§ STATED GOAL: Identify and copy all lines of the material where the string "Giuseppe" is found.

----

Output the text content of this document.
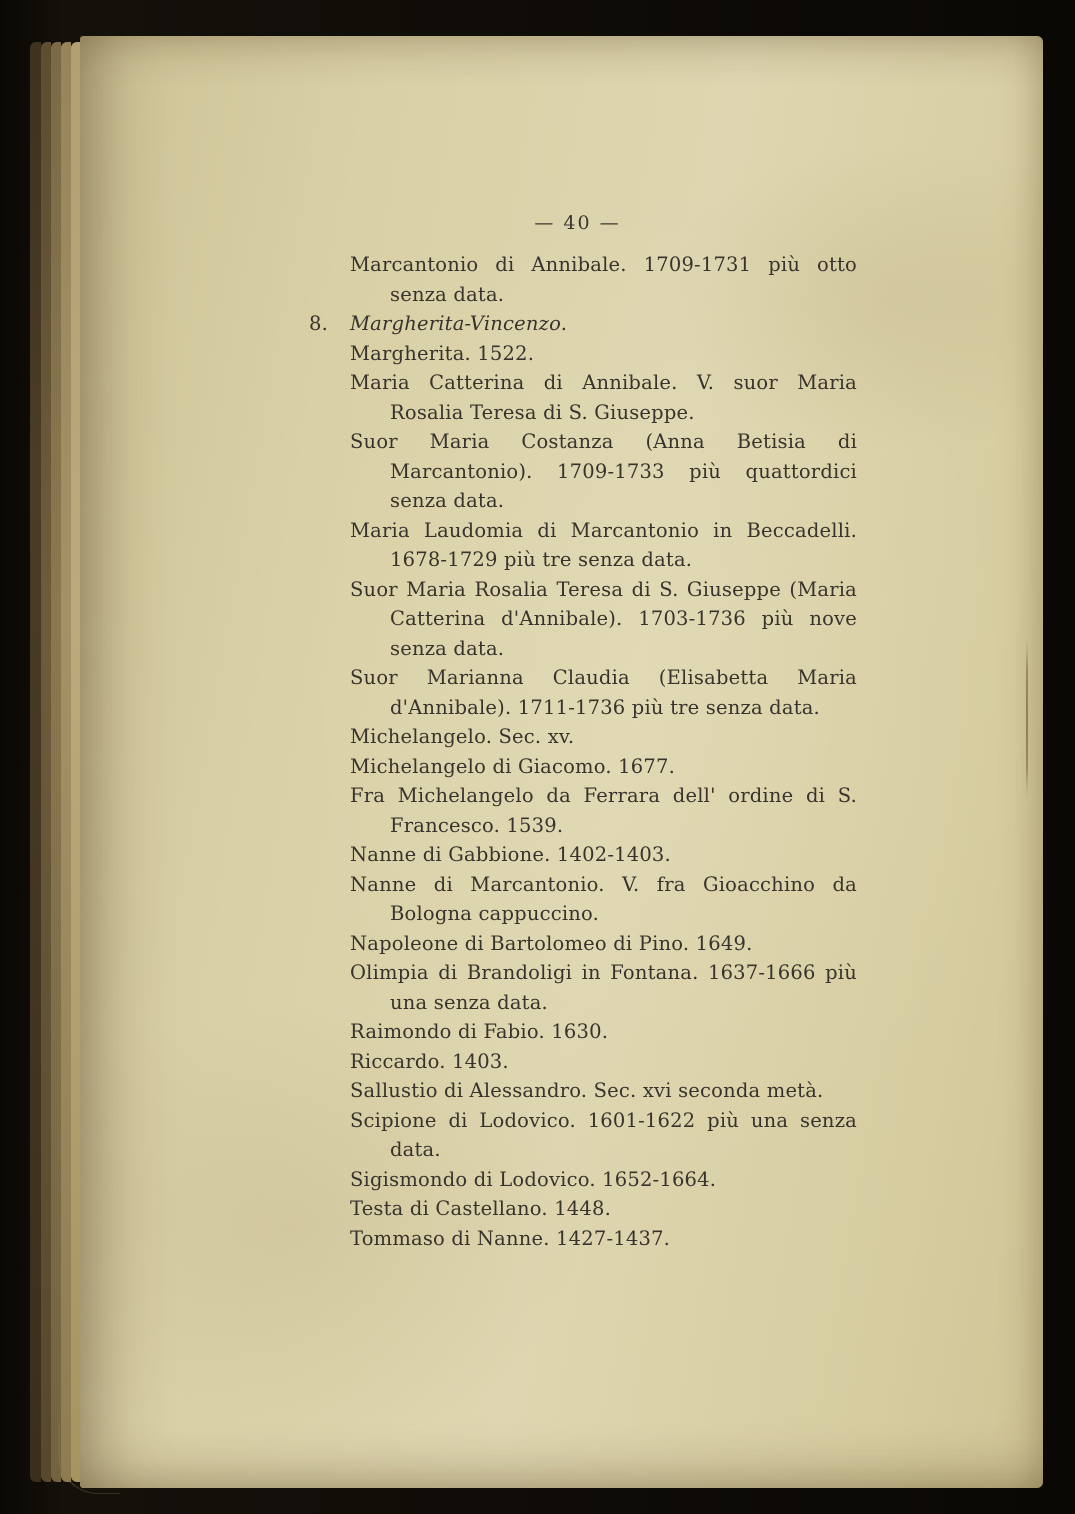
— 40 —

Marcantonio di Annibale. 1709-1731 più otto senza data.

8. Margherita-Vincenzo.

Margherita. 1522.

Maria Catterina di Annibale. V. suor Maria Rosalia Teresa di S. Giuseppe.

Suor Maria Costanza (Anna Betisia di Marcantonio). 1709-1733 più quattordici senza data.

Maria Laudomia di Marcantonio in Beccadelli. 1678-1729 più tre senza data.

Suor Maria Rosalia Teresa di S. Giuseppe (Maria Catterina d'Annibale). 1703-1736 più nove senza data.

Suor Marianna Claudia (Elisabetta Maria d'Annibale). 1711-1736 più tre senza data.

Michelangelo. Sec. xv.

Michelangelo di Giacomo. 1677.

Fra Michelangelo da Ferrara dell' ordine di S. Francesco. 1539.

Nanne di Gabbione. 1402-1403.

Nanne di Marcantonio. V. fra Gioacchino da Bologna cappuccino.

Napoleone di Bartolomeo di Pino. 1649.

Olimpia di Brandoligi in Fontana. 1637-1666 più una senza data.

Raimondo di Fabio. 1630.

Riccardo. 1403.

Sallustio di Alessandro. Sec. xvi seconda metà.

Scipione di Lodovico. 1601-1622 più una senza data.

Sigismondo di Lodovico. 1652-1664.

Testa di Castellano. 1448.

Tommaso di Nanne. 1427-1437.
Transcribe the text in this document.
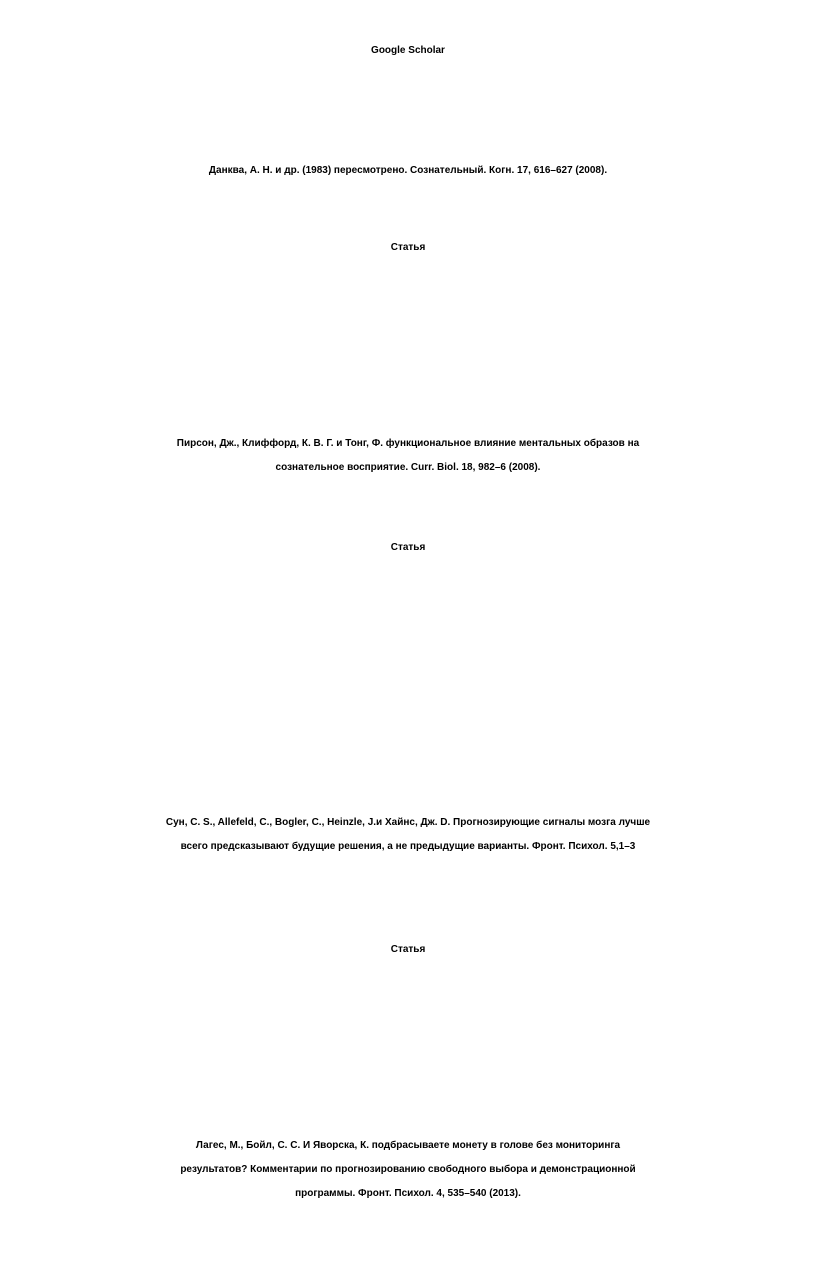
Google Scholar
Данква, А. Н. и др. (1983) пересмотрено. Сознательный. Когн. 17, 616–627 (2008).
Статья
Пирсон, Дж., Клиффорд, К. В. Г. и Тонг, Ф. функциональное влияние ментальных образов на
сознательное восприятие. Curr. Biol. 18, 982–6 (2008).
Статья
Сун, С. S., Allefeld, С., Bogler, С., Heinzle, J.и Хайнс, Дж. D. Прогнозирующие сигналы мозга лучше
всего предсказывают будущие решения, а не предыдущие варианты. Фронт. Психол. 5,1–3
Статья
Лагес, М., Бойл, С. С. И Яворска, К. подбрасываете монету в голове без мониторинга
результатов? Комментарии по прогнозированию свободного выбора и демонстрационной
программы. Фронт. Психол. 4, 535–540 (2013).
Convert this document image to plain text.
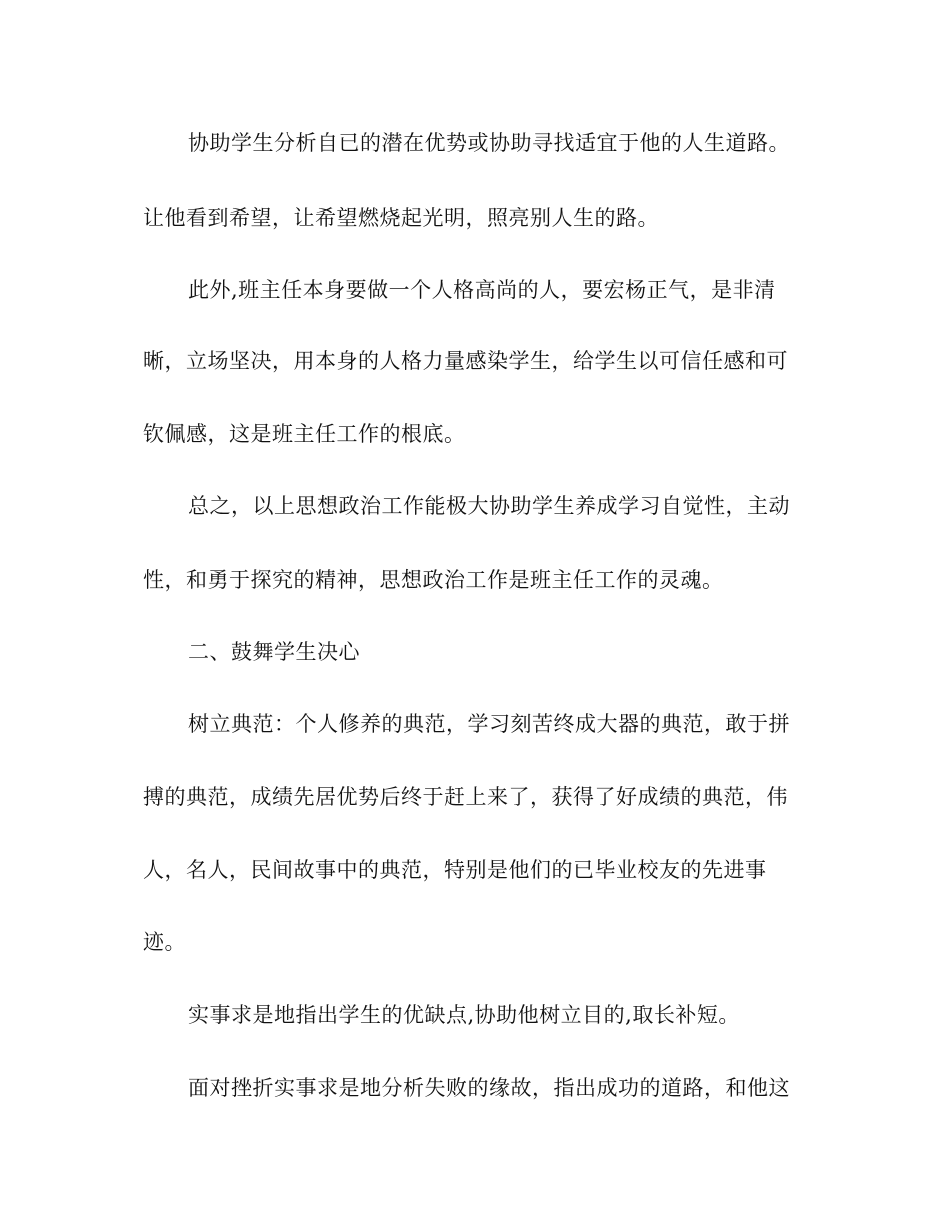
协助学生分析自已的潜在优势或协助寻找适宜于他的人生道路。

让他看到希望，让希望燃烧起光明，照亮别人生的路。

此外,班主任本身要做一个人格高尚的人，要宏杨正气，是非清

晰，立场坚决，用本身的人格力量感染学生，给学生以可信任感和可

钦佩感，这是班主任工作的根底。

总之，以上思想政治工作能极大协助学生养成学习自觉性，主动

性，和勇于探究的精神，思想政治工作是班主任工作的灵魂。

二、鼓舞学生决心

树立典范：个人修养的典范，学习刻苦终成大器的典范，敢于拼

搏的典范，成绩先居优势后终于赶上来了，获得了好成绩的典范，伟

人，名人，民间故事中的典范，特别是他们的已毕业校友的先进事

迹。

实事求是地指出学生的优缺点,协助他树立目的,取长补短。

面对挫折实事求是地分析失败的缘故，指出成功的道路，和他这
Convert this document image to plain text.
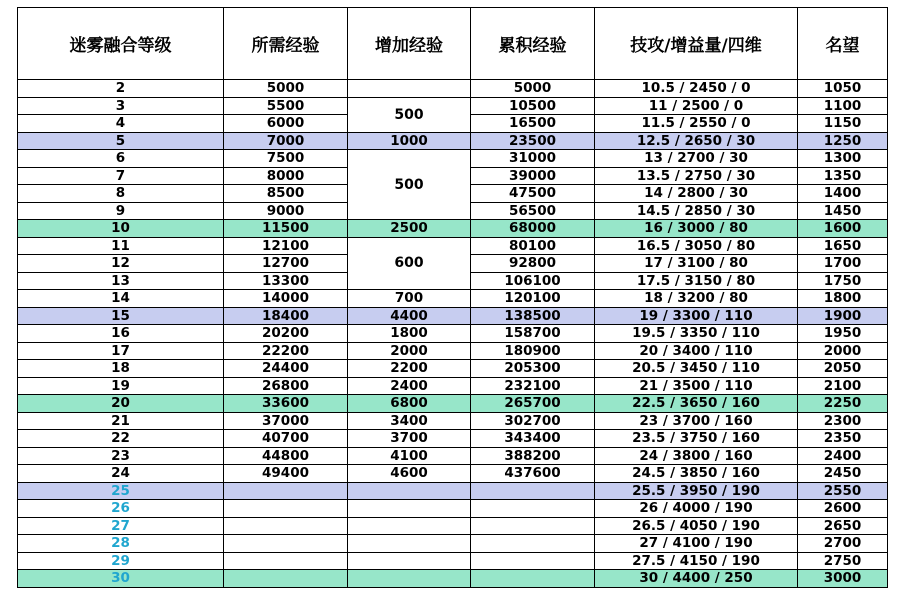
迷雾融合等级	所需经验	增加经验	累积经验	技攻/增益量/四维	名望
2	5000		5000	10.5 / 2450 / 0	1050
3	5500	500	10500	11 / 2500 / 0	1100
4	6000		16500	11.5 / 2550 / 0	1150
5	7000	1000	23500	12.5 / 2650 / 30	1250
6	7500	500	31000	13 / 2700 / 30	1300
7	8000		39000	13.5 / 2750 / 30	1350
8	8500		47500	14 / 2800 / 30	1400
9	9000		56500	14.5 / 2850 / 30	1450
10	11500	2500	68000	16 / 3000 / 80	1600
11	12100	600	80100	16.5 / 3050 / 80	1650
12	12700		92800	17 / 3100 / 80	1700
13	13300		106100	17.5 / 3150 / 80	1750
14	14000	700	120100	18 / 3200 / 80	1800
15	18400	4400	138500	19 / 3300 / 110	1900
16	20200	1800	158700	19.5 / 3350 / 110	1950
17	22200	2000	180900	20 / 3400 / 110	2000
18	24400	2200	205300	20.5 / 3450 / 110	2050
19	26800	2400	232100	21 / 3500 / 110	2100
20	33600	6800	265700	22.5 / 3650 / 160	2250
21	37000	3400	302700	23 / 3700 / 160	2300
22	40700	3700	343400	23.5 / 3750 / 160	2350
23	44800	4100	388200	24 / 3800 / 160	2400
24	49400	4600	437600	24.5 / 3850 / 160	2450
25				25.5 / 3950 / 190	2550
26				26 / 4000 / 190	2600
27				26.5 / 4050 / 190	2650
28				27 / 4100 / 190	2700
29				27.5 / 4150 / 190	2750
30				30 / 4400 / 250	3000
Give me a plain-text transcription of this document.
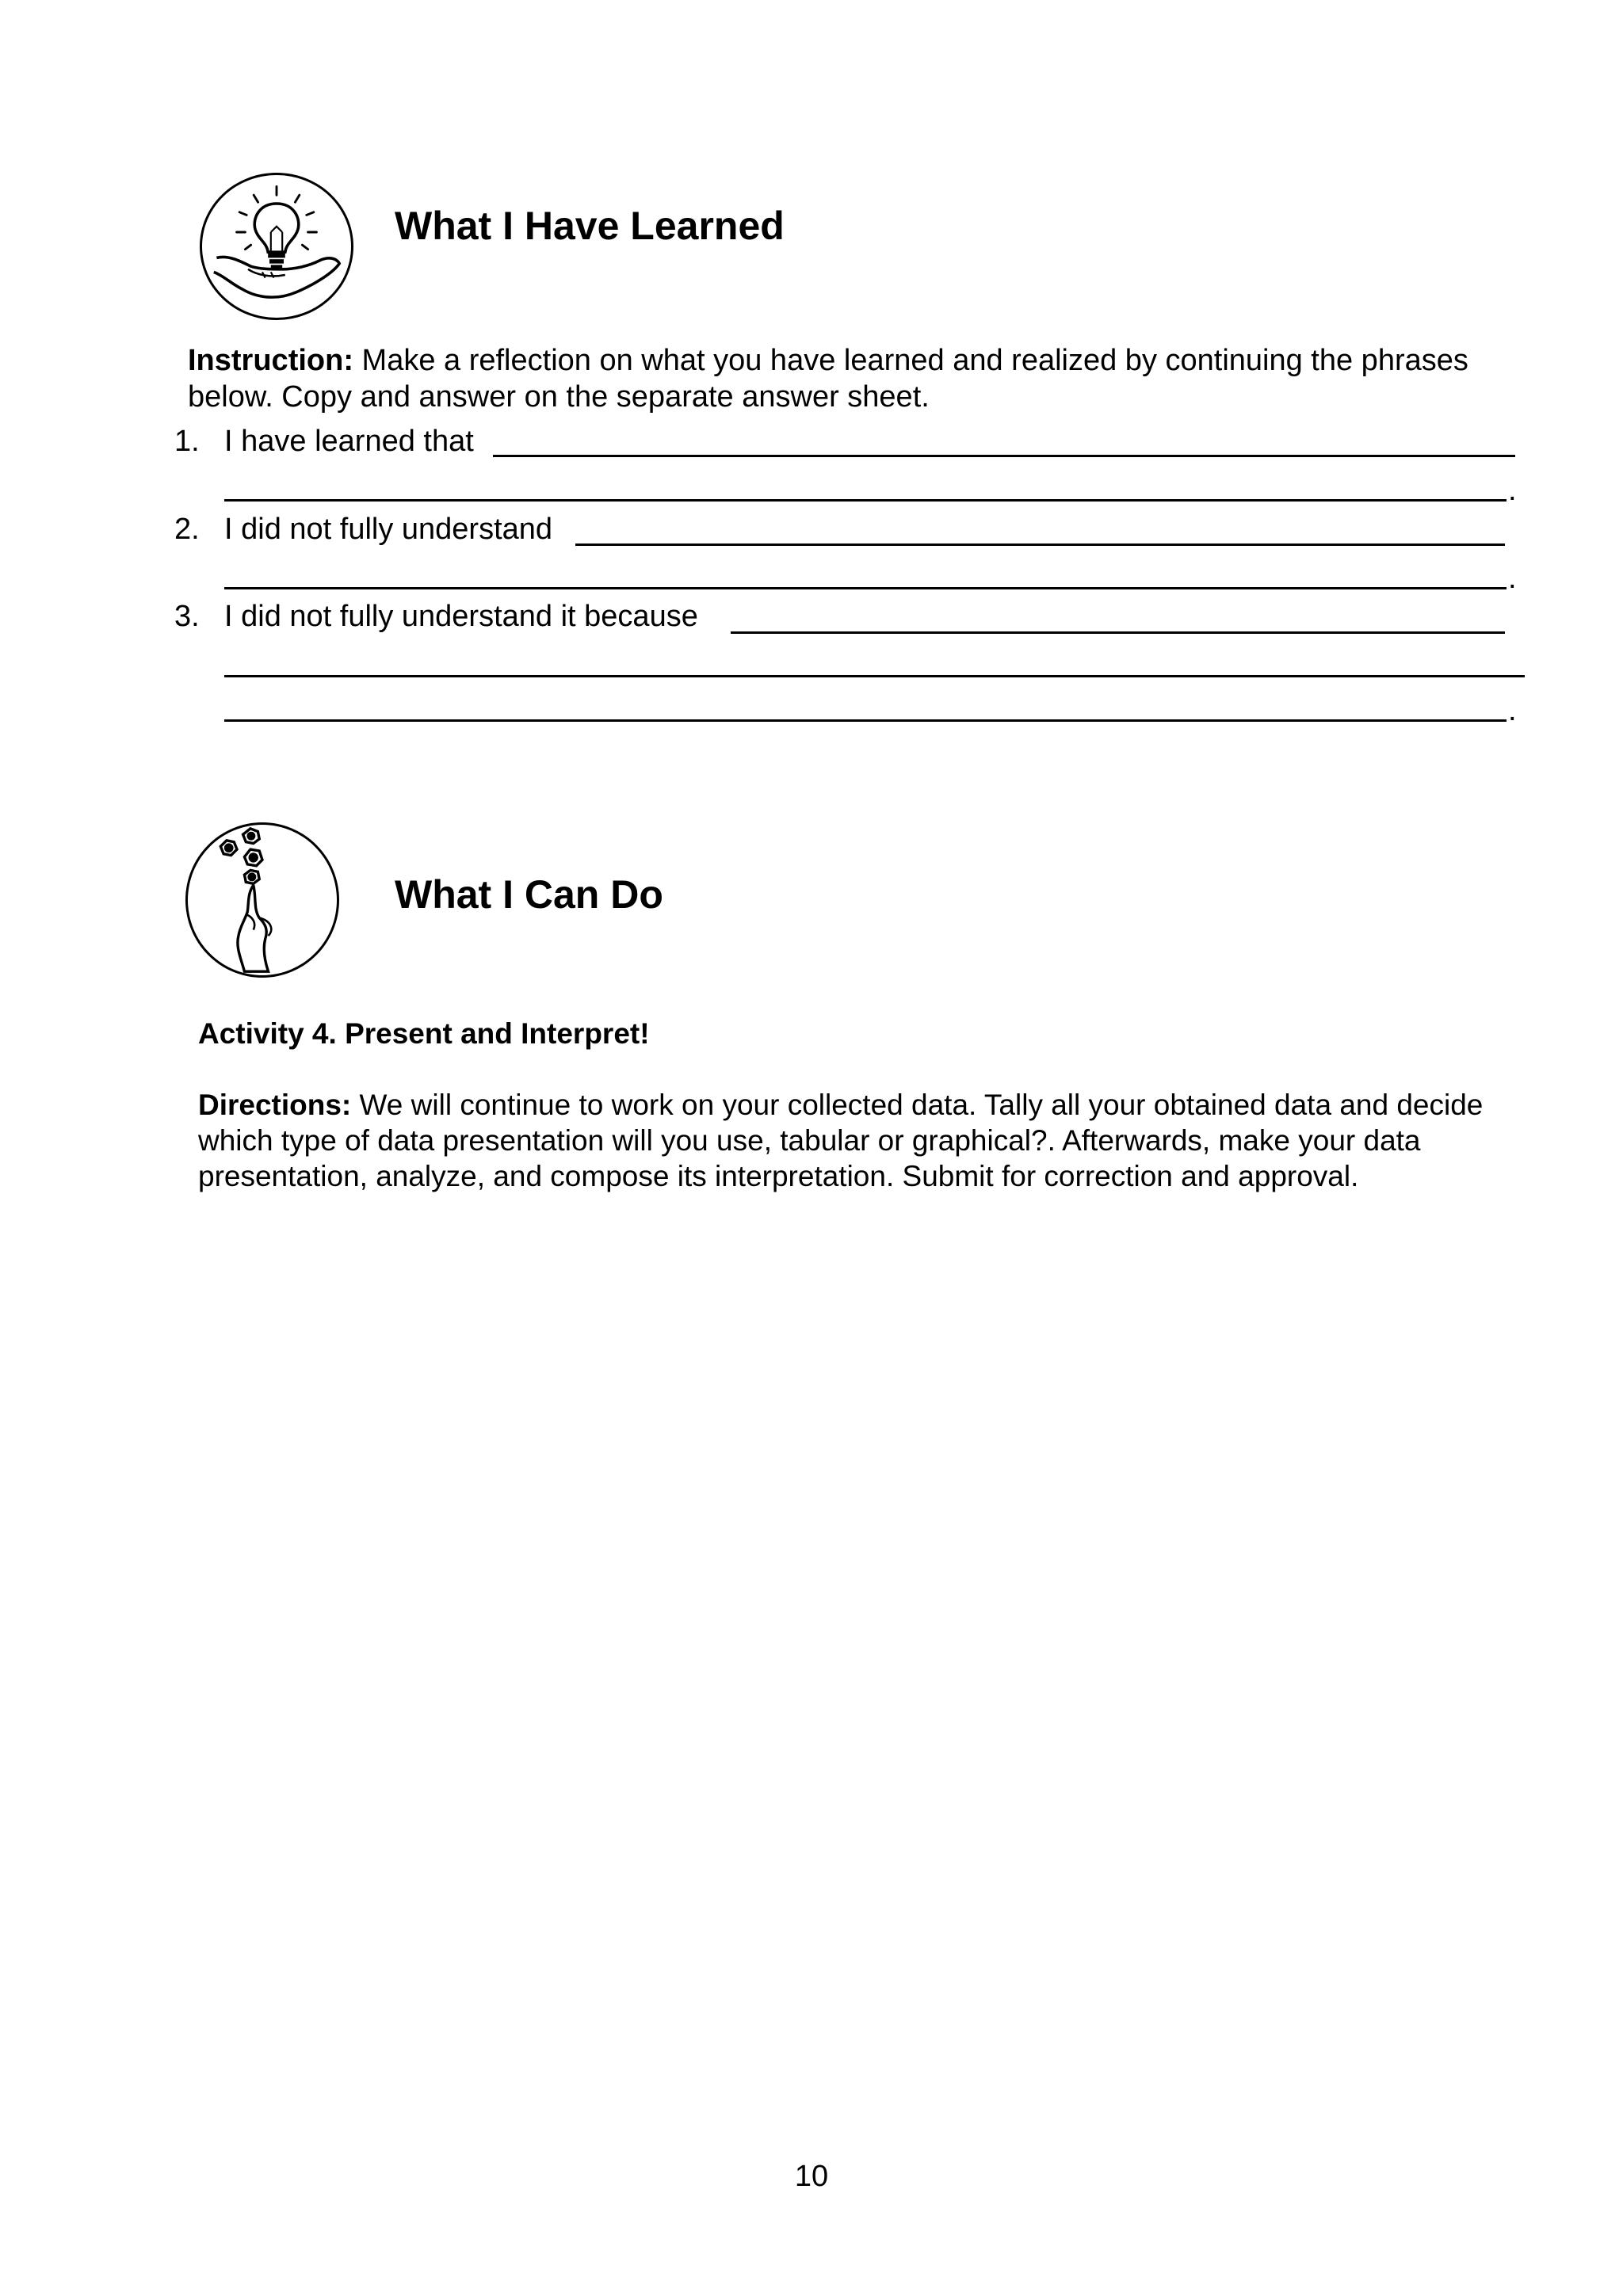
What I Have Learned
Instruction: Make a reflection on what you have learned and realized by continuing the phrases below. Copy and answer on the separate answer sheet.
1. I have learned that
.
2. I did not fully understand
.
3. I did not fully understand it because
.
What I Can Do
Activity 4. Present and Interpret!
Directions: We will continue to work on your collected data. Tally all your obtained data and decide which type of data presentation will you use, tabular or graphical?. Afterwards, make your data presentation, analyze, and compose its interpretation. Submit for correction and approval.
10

----

§ EXPECTED ANSWER:
Maria Catterina di Annibale. V. suor Maria Rosalia Teresa di S. Giuseppe.
Suor Maria Rosalia Teresa di S. Giuseppe (Maria Catterina d'Annibale). 1703-1736 più nove senza data.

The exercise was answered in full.